Dataset entries on figures

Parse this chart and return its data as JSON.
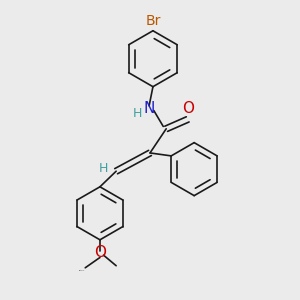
{
  "background_color": "#ebebeb",
  "bond_color": "#1a1a1a",
  "bond_width": 1.2,
  "atom_colors": {
    "Br": "#b85800",
    "N": "#2020cc",
    "O": "#cc0000",
    "H": "#40a0a0",
    "C": "#1a1a1a"
  },
  "font_size": 9
}
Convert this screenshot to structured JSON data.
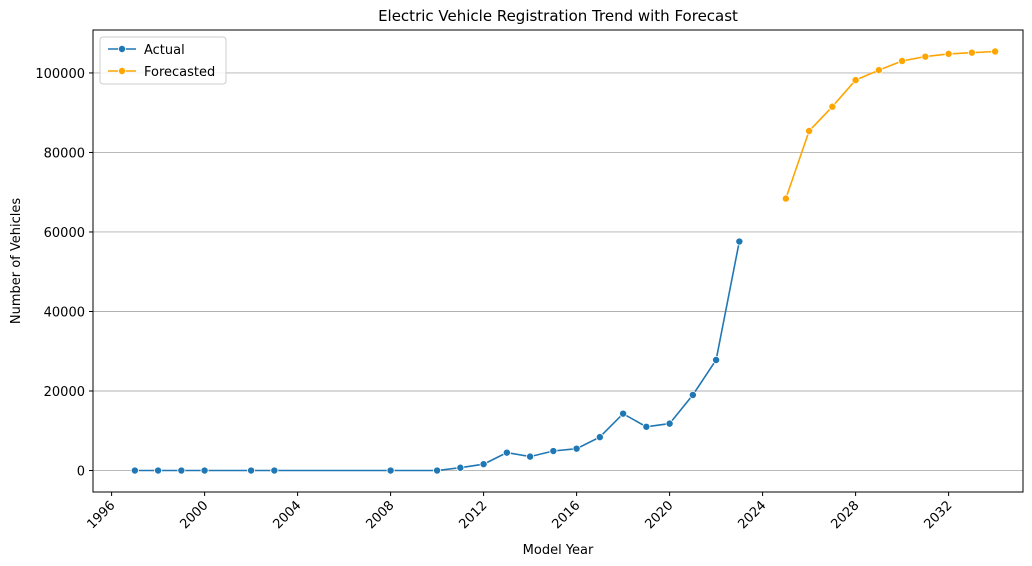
{
  "chart_data": {
    "type": "line",
    "title": "Electric Vehicle Registration Trend with Forecast",
    "xlabel": "Model Year",
    "ylabel": "Number of Vehicles",
    "xlim": [
      1995.2,
      2035.2
    ],
    "ylim": [
      -5400,
      110800
    ],
    "xticks": [
      1996,
      2000,
      2004,
      2008,
      2012,
      2016,
      2020,
      2024,
      2028,
      2032
    ],
    "yticks": [
      0,
      20000,
      40000,
      60000,
      80000,
      100000
    ],
    "grid": "horizontal",
    "legend_position": "top-left",
    "series": [
      {
        "name": "Actual",
        "color": "#1f77b4",
        "x": [
          1997,
          1998,
          1999,
          2000,
          2002,
          2003,
          2008,
          2010,
          2011,
          2012,
          2013,
          2014,
          2015,
          2016,
          2017,
          2018,
          2019,
          2020,
          2021,
          2022,
          2023
        ],
        "y": [
          0,
          0,
          0,
          0,
          0,
          0,
          0,
          0,
          700,
          1600,
          4500,
          3500,
          4900,
          5500,
          8400,
          14300,
          11000,
          11800,
          19000,
          27800,
          57600
        ]
      },
      {
        "name": "Forecasted",
        "color": "#ffa500",
        "x": [
          2025,
          2026,
          2027,
          2028,
          2029,
          2030,
          2031,
          2032,
          2033,
          2034
        ],
        "y": [
          68400,
          85400,
          91500,
          98200,
          100700,
          103000,
          104100,
          104800,
          105100,
          105400
        ]
      }
    ]
  }
}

**Exercise goal:** All entries are to be retyped exactly. Omit any embedded images.

**Solution:**
Parse this chart and return its data as JSON.
{
  "background_color": "#ebebeb",
  "bond_color": "#1a1a1a",
  "bond_width": 1.2,
  "atom_colors": {
    "Br": "#b85800",
    "N": "#2020cc",
    "O": "#cc0000",
    "H": "#40a0a0",
    "C": "#1a1a1a"
  },
  "font_size": 9
}
Convert this screenshot to structured JSON data.
{
  "chart_data": {
    "type": "line",
    "title": "Electric Vehicle Registration Trend with Forecast",
    "xlabel": "Model Year",
    "ylabel": "Number of Vehicles",
    "xlim": [
      1995.2,
      2035.2
    ],
    "ylim": [
      -5400,
      110800
    ],
    "xticks": [
      1996,
      2000,
      2004,
      2008,
      2012,
      2016,
      2020,
      2024,
      2028,
      2032
    ],
    "yticks": [
      0,
      20000,
      40000,
      60000,
      80000,
      100000
    ],
    "grid": "horizontal",
    "legend_position": "top-left",
    "series": [
      {
        "name": "Actual",
        "color": "#1f77b4",
        "x": [
          1997,
          1998,
          1999,
          2000,
          2002,
          2003,
          2008,
          2010,
          2011,
          2012,
          2013,
          2014,
          2015,
          2016,
          2017,
          2018,
          2019,
          2020,
          2021,
          2022,
          2023
        ],
        "y": [
          0,
          0,
          0,
          0,
          0,
          0,
          0,
          0,
          700,
          1600,
          4500,
          3500,
          4900,
          5500,
          8400,
          14300,
          11000,
          11800,
          19000,
          27800,
          57600
        ]
      },
      {
        "name": "Forecasted",
        "color": "#ffa500",
        "x": [
          2025,
          2026,
          2027,
          2028,
          2029,
          2030,
          2031,
          2032,
          2033,
          2034
        ],
        "y": [
          68400,
          85400,
          91500,
          98200,
          100700,
          103000,
          104100,
          104800,
          105100,
          105400
        ]
      }
    ]
  }
}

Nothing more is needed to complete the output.